Extracted records →
----------

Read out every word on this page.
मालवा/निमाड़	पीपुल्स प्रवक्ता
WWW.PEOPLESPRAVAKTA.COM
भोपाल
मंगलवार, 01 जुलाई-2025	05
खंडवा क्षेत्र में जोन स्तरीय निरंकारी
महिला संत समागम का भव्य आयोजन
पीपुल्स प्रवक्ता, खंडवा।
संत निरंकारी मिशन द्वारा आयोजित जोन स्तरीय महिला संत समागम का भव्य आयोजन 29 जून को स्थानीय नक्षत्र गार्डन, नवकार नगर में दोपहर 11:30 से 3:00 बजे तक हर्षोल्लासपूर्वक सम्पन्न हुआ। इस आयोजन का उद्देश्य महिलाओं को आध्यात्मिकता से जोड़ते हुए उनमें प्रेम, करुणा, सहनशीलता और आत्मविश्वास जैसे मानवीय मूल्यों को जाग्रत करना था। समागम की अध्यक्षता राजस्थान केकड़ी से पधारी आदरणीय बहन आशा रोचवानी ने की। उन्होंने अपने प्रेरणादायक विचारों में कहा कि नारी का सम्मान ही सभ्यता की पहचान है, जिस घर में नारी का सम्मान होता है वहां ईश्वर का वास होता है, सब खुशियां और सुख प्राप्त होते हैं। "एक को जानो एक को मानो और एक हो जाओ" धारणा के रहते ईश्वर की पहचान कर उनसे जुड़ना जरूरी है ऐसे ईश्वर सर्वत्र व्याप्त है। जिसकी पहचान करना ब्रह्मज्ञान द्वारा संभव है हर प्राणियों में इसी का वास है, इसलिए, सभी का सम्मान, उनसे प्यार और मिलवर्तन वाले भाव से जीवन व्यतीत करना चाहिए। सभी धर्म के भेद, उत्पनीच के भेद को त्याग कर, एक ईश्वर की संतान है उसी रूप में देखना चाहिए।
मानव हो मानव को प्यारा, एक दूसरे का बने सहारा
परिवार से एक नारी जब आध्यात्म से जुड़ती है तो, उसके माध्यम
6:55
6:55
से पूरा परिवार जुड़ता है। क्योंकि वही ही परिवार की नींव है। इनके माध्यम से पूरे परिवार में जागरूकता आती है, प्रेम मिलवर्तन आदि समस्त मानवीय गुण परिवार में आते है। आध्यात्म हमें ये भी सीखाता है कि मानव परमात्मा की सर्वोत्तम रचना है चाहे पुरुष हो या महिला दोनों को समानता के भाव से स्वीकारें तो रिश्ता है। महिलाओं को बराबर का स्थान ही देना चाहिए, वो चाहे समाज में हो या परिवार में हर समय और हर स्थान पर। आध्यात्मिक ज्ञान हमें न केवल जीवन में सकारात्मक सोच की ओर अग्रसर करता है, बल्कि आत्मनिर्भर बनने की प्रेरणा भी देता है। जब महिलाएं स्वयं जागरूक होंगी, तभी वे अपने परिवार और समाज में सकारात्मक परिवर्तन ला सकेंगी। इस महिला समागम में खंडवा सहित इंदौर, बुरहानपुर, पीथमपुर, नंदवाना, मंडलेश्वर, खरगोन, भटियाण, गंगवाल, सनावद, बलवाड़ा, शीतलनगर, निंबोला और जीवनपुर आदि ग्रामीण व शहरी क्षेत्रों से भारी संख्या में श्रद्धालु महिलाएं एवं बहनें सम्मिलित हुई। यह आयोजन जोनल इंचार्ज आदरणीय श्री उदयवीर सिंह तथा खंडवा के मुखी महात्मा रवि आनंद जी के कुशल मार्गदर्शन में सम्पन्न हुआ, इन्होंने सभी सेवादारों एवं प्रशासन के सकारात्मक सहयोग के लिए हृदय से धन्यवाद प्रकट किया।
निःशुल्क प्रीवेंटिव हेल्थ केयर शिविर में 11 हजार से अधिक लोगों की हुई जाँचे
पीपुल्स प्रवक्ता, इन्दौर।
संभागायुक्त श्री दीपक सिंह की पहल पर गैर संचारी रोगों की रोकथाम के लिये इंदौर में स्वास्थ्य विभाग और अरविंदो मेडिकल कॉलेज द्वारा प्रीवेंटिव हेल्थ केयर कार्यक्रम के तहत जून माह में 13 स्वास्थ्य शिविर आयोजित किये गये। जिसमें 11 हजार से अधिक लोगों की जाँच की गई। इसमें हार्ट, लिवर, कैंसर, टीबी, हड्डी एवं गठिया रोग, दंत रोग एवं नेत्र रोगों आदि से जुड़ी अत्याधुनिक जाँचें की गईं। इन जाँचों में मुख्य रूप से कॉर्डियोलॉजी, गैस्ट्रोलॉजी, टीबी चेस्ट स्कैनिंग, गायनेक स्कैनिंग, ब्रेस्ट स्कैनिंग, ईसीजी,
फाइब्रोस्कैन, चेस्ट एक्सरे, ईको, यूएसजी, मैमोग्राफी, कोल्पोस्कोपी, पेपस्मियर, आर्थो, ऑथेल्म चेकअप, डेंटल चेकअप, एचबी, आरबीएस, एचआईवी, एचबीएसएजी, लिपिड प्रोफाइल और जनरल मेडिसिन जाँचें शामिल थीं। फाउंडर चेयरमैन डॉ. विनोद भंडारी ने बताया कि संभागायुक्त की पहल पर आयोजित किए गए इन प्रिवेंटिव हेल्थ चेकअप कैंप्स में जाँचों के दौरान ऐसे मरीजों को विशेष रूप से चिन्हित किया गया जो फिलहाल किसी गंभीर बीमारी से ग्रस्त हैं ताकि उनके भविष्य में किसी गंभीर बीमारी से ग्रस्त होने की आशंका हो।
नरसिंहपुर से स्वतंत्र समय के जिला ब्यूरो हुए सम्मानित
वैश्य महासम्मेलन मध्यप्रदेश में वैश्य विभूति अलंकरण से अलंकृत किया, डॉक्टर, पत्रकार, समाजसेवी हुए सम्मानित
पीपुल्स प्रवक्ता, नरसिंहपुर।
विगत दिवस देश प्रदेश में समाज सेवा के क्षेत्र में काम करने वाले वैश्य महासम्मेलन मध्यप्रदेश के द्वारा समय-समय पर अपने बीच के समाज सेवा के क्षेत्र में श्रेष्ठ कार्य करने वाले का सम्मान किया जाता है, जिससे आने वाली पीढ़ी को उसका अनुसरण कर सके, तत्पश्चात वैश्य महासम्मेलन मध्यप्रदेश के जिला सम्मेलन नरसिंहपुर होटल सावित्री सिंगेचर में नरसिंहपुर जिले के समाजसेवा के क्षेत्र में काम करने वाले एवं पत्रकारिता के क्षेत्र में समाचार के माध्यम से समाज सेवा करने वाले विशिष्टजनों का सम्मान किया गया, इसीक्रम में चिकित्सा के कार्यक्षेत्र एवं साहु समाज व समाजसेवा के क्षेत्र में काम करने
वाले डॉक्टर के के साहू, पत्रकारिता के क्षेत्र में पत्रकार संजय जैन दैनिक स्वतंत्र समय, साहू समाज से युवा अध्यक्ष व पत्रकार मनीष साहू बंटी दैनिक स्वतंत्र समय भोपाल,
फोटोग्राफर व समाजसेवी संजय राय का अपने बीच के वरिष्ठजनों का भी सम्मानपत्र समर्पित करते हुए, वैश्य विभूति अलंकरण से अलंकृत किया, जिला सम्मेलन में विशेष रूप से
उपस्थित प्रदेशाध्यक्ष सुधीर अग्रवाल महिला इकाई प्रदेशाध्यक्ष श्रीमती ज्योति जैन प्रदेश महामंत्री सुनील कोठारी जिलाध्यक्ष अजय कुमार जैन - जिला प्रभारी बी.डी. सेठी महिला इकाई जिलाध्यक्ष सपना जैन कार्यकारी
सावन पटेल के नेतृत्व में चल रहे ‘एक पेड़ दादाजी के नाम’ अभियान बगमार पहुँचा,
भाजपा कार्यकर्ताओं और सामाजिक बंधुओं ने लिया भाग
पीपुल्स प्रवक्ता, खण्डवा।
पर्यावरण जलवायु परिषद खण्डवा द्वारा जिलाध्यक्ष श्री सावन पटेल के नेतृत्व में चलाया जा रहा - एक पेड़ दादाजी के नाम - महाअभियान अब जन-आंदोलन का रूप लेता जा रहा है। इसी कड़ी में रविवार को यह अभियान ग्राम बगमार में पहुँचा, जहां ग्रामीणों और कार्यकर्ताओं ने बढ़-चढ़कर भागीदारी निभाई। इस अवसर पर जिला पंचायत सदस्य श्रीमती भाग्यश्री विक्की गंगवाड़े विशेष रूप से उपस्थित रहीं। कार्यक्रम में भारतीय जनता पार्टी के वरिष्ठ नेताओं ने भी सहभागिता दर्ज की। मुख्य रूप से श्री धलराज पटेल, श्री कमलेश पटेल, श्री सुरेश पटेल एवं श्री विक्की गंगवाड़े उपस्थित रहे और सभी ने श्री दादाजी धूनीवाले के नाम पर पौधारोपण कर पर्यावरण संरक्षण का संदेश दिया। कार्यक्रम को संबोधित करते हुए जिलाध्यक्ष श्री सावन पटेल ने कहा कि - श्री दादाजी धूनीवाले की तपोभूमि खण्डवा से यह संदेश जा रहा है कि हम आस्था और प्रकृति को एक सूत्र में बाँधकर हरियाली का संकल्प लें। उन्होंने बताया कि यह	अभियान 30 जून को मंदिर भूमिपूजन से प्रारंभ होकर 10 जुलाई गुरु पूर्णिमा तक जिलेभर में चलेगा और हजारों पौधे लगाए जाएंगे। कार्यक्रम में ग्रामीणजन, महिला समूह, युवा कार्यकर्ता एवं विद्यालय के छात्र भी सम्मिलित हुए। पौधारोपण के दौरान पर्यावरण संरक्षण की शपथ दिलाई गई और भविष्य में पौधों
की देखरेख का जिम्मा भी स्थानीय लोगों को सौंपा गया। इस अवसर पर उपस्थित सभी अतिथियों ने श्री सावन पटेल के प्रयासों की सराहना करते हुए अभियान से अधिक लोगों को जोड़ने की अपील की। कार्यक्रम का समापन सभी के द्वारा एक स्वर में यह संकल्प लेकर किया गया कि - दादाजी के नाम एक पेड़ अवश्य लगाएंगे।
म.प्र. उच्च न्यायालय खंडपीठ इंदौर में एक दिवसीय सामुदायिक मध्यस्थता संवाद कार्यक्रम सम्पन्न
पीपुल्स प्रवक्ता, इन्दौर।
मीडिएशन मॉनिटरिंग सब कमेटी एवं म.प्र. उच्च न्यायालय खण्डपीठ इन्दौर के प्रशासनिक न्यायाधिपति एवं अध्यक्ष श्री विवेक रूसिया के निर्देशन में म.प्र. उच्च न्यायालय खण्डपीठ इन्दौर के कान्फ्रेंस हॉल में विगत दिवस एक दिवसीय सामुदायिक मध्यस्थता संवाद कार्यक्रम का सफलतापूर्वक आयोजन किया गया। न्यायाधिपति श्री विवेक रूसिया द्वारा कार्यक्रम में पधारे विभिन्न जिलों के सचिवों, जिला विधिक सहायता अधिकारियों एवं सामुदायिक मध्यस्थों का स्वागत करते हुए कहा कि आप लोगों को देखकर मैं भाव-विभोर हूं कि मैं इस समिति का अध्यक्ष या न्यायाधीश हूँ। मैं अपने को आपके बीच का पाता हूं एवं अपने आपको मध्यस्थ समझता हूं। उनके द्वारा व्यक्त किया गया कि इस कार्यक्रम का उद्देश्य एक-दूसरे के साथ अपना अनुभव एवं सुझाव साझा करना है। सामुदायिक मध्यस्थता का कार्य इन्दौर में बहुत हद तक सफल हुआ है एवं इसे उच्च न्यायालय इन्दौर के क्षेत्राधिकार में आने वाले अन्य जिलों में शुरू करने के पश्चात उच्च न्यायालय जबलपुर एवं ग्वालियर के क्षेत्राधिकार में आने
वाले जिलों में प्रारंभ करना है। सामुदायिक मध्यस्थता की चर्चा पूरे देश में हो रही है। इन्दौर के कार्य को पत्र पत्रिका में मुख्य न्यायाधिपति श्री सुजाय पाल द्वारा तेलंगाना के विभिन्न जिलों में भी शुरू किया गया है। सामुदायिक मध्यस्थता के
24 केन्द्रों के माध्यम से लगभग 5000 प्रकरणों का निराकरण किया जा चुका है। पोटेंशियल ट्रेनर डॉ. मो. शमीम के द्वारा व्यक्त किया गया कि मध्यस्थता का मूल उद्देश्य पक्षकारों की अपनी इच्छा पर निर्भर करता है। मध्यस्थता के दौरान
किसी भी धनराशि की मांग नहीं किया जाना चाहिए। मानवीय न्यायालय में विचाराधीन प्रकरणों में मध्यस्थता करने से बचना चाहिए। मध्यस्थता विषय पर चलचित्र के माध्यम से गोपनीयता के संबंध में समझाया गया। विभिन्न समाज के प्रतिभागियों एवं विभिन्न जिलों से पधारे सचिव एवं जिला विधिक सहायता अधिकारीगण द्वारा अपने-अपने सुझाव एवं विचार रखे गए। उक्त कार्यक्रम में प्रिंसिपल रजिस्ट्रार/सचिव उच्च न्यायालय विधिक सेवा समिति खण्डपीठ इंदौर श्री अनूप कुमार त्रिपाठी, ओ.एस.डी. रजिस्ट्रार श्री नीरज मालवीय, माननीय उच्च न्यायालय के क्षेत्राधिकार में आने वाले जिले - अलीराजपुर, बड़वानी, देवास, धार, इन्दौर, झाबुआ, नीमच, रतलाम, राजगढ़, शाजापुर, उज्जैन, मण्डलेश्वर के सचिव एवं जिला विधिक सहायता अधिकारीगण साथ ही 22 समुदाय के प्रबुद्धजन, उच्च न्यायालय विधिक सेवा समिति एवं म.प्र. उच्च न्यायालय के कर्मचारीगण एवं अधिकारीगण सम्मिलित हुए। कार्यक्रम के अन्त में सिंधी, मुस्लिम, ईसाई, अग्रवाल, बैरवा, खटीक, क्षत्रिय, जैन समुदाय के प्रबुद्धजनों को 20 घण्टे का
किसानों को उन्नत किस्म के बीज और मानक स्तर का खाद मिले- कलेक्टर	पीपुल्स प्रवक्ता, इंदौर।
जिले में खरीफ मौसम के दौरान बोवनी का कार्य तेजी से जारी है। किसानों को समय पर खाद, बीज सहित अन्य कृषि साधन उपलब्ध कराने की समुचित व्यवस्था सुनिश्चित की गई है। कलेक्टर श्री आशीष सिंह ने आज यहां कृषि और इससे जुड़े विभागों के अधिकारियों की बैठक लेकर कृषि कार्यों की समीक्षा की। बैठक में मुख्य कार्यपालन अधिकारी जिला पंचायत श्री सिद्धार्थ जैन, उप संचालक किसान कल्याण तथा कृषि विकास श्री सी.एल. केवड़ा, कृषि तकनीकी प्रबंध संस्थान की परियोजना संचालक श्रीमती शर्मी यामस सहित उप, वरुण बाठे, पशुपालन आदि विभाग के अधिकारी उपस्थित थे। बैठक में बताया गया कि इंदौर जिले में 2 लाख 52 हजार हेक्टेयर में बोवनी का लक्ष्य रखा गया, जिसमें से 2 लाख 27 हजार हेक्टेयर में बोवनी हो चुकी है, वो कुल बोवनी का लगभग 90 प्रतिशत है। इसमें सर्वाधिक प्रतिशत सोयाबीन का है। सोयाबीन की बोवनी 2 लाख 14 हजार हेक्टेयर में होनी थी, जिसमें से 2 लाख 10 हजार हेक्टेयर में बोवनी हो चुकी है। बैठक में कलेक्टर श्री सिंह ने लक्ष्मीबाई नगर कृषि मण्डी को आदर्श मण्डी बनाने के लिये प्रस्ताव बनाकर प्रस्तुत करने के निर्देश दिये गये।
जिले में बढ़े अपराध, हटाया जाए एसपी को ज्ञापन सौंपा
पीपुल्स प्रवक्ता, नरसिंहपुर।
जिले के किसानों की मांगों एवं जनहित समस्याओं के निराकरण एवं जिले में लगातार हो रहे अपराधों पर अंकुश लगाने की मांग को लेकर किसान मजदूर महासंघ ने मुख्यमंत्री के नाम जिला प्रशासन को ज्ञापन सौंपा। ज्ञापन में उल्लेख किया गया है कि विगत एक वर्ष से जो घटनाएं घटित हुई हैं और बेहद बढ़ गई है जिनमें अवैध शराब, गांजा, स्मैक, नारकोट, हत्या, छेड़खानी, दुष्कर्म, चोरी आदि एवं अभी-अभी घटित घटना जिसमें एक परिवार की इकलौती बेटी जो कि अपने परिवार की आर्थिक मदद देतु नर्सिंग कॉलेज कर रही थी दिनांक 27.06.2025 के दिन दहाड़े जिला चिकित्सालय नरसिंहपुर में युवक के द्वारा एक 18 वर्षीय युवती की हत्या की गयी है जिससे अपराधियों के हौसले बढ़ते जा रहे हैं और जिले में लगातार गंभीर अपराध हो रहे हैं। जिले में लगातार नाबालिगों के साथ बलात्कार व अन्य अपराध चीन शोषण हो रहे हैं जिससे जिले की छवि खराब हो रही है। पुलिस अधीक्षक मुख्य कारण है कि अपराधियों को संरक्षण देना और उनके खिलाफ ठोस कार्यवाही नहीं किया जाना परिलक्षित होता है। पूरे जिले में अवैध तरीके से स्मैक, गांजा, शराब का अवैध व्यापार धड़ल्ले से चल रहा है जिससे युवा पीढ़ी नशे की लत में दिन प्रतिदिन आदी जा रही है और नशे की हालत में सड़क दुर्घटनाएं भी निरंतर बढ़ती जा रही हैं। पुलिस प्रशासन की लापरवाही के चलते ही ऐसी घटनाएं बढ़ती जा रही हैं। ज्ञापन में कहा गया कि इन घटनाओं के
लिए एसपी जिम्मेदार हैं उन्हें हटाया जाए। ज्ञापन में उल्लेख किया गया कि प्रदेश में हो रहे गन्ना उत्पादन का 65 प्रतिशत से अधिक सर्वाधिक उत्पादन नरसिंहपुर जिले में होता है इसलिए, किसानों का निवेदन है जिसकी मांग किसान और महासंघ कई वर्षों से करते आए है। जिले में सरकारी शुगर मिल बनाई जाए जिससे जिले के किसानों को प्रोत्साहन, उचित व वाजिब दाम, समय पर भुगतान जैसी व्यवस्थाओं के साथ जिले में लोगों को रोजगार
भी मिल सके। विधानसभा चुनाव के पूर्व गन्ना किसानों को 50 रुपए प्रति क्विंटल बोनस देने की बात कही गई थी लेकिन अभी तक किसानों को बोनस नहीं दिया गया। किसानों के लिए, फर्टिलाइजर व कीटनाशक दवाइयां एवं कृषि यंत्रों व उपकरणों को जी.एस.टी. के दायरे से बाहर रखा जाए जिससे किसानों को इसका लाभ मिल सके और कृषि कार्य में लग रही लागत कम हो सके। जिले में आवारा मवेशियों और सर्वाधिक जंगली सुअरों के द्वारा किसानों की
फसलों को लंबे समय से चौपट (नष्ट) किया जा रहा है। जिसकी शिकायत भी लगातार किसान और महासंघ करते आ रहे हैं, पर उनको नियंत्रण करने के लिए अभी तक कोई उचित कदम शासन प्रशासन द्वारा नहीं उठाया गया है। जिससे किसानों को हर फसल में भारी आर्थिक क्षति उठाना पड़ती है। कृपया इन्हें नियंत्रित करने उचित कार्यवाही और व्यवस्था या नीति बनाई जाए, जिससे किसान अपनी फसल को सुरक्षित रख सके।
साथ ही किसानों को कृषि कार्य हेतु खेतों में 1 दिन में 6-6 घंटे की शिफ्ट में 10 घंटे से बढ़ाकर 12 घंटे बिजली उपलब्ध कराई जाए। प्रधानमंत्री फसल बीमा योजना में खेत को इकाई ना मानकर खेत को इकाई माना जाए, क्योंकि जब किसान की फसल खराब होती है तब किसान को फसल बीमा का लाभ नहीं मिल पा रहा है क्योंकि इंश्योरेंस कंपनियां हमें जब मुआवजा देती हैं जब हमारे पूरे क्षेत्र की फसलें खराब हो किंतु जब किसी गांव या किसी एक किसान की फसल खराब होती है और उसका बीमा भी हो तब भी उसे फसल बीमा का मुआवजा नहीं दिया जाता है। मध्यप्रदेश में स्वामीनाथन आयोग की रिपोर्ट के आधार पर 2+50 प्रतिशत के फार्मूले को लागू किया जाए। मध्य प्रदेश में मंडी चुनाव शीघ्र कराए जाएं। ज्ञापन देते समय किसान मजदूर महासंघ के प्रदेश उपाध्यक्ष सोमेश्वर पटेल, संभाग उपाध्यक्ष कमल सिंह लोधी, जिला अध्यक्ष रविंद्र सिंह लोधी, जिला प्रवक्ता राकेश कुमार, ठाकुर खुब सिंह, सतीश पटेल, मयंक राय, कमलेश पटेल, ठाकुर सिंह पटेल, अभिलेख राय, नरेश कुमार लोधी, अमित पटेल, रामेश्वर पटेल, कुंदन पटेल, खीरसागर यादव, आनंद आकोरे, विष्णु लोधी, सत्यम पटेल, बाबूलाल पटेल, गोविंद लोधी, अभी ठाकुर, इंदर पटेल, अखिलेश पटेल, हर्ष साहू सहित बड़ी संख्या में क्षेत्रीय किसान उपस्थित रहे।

----------

Goal →
Find the lines containing "लगभग" and list every one of them.

Result of the task →
24 केन्द्रों के माध्यम से लगभग 5000 प्रकरणों का निराकरण किया जा चुका है। पोटेंशियल ट्रेनर डॉ. मो. शमीम के द्वारा व्यक्त किया गया कि मध्यस्थता का मूल उद्देश्य पक्षकारों की अपनी इच्छा पर निर्भर करता है। मध्यस्थता के दौरान
जिले में खरीफ मौसम के दौरान बोवनी का कार्य तेजी से जारी है। किसानों को समय पर खाद, बीज सहित अन्य कृषि साधन उपलब्ध कराने की समुचित व्यवस्था सुनिश्चित की गई है। कलेक्टर श्री आशीष सिंह ने आज यहां कृषि और इससे जुड़े विभागों के अधिकारियों की बैठक लेकर कृषि कार्यों की समीक्षा की। बैठक में मुख्य कार्यपालन अधिकारी जिला पंचायत श्री सिद्धार्थ जैन, उप संचालक किसान कल्याण तथा कृषि विकास श्री सी.एल. केवड़ा, कृषि तकनीकी प्रबंध संस्थान की परियोजना संचालक श्रीमती शर्मी यामस सहित उप, वरुण बाठे, पशुपालन आदि विभाग के अधिकारी उपस्थित थे। बैठक में बताया गया कि इंदौर जिले में 2 लाख 52 हजार हेक्टेयर में बोवनी का लक्ष्य रखा गया, जिसमें से 2 लाख 27 हजार हेक्टेयर में बोवनी हो चुकी है, वो कुल बोवनी का लगभग 90 प्रतिशत है। इसमें सर्वाधिक प्रतिशत सोयाबीन का है। सोयाबीन की बोवनी 2 लाख 14 हजार हेक्टेयर में होनी थी, जिसमें से 2 लाख 10 हजार हेक्टेयर में बोवनी हो चुकी है। बैठक में कलेक्टर श्री सिंह ने लक्ष्मीबाई नगर कृषि मण्डी को आदर्श मण्डी बनाने के लिये प्रस्ताव बनाकर प्रस्तुत करने के निर्देश दिये गये।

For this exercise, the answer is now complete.